>> start SUPPLIED RECORDS
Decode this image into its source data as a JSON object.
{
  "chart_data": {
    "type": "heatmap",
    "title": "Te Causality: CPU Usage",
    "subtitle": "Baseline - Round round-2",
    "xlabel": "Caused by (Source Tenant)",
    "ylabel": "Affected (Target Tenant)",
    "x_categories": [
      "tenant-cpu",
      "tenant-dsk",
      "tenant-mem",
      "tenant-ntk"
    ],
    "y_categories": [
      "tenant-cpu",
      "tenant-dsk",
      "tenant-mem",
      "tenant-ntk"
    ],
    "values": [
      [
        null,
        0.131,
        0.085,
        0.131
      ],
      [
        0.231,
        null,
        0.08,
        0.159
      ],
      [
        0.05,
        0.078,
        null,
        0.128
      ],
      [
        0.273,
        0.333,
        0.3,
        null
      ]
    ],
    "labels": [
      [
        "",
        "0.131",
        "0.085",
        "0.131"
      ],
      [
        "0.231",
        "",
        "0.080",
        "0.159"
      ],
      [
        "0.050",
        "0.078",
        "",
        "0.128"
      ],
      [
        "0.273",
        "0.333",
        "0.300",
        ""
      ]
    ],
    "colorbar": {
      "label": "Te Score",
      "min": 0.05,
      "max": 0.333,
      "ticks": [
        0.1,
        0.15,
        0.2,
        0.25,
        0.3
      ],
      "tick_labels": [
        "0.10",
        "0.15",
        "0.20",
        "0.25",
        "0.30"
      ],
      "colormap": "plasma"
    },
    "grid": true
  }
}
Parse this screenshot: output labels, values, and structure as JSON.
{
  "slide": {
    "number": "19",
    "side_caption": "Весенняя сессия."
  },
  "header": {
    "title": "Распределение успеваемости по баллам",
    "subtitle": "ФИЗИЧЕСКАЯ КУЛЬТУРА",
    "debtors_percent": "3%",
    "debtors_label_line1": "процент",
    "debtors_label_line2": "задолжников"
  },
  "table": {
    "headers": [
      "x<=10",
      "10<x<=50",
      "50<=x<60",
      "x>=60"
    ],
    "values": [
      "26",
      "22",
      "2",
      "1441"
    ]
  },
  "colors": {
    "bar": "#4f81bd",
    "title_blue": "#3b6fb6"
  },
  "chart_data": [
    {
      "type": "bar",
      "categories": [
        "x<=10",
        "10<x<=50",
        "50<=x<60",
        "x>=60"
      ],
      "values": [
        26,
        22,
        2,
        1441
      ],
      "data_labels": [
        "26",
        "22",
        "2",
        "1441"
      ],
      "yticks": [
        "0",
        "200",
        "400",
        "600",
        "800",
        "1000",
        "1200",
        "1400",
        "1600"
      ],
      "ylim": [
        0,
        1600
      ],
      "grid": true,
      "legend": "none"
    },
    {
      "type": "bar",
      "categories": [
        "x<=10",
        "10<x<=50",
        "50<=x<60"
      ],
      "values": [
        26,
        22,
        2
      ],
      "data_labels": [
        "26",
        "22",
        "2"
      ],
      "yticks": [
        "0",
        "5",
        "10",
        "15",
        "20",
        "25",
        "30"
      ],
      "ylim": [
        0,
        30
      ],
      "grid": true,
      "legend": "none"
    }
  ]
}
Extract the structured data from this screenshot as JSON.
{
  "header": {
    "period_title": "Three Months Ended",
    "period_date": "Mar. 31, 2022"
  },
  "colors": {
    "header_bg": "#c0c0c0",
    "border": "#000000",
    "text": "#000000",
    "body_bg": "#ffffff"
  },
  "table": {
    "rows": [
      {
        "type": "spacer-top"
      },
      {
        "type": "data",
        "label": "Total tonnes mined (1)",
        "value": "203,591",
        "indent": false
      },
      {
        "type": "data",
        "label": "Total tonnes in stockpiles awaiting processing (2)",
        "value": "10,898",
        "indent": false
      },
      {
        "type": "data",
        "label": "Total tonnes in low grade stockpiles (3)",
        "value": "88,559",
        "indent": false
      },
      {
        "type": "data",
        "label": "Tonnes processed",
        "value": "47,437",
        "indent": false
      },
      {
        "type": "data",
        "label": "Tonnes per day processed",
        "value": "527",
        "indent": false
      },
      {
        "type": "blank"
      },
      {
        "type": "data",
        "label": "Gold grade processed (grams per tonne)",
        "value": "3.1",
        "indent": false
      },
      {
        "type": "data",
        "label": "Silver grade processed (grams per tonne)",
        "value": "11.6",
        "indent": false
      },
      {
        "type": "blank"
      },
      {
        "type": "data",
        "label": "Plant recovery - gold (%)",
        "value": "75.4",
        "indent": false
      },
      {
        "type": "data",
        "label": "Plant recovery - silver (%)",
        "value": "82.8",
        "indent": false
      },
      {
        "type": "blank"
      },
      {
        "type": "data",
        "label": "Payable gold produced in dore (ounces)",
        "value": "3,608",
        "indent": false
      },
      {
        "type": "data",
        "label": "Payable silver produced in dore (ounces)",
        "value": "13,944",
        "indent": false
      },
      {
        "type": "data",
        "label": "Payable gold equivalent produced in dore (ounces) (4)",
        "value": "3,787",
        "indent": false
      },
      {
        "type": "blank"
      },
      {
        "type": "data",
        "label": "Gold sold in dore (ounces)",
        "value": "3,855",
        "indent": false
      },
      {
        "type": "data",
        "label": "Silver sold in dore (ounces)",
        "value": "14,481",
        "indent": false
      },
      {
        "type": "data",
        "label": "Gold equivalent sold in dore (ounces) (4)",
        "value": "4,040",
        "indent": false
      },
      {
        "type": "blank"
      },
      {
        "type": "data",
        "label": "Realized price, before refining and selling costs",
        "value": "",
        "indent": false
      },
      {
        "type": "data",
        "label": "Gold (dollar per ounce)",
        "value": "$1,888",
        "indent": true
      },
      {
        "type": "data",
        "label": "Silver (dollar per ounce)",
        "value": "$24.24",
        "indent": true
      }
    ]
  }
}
>> end SUPPLIED RECORDS
Identify how many lines in the entries above include the string "stockpiles", then state that number alone.

2